--- Goal of the exercise ---
Each line that includes the word "values" counts once; give the total and nothing more.

-- Start --

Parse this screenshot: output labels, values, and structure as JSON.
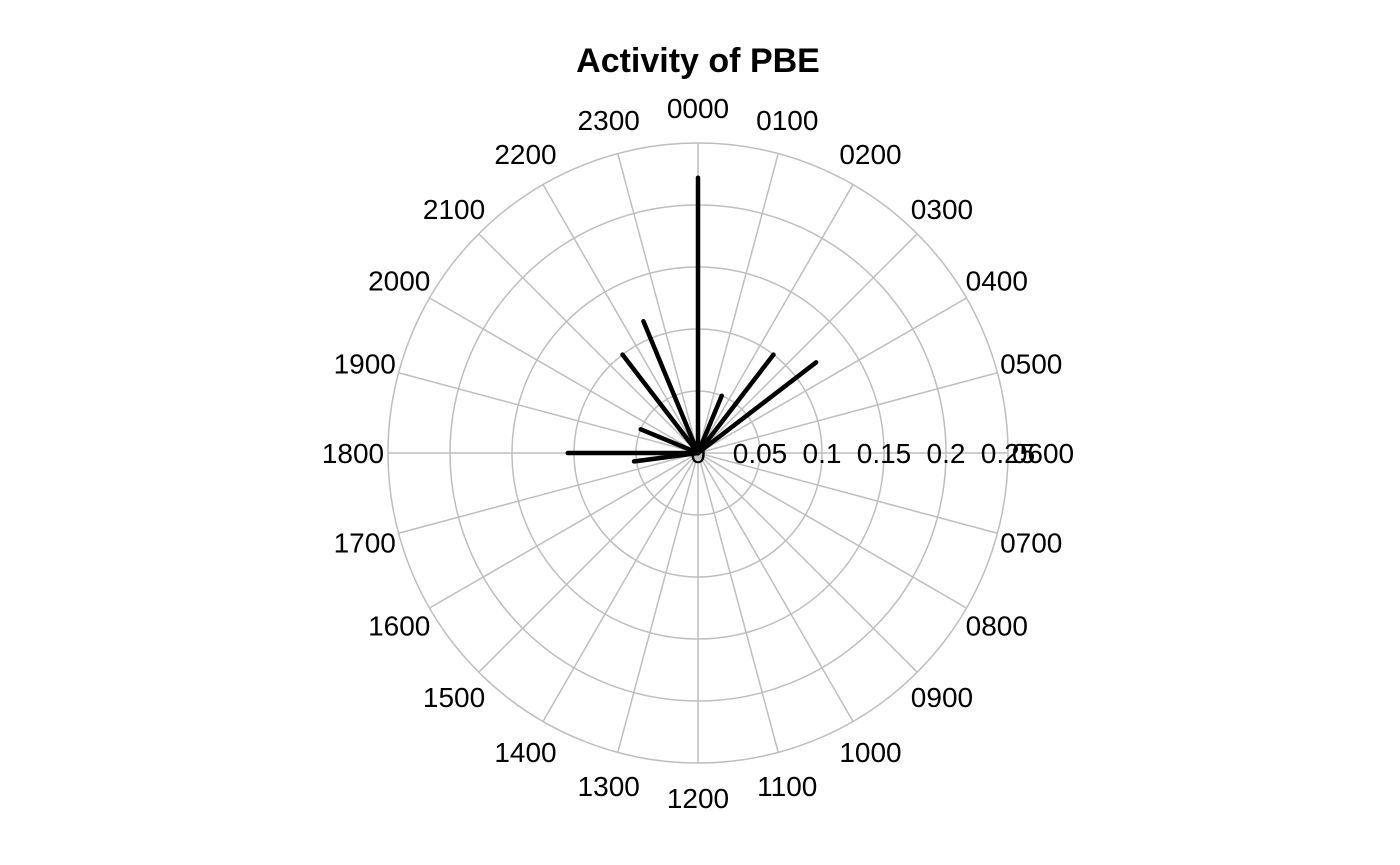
{
  "chart_data": {
    "type": "polar-line",
    "title": "Activity of PBE",
    "hour_labels": [
      "0000",
      "0100",
      "0200",
      "0300",
      "0400",
      "0500",
      "0600",
      "0700",
      "0800",
      "0900",
      "1000",
      "1100",
      "1200",
      "1300",
      "1400",
      "1500",
      "1600",
      "1700",
      "1800",
      "1900",
      "2000",
      "2100",
      "2200",
      "2300"
    ],
    "radial_ticks": [
      0,
      0.05,
      0.1,
      0.15,
      0.2,
      0.25
    ],
    "radial_tick_labels": [
      "0",
      "0.05",
      "0.1",
      "0.15",
      "0.2",
      "0.25"
    ],
    "rlim": [
      0,
      0.25
    ],
    "grid": true,
    "series": [
      {
        "values": [
          0.222,
          0,
          0,
          0,
          0.044,
          0.12,
          0.1,
          0,
          0,
          0,
          0,
          0,
          0,
          0,
          0,
          0,
          0,
          0.052,
          0.105,
          0,
          0.05,
          0,
          0,
          0.1,
          0.115,
          0
        ]
      }
    ],
    "segments": [
      {
        "hour": 0.0,
        "value": 0.222
      },
      {
        "hour": 1.5,
        "value": 0.05
      },
      {
        "hour": 2.5,
        "value": 0.1
      },
      {
        "hour": 3.5,
        "value": 0.12
      },
      {
        "hour": 17.5,
        "value": 0.052
      },
      {
        "hour": 18.0,
        "value": 0.105
      },
      {
        "hour": 19.5,
        "value": 0.05
      },
      {
        "hour": 21.5,
        "value": 0.1
      },
      {
        "hour": 22.5,
        "value": 0.115
      }
    ],
    "line_color": "#000000",
    "grid_color": "#bebebe"
  }
}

-- End --

--- Exercise output ---
2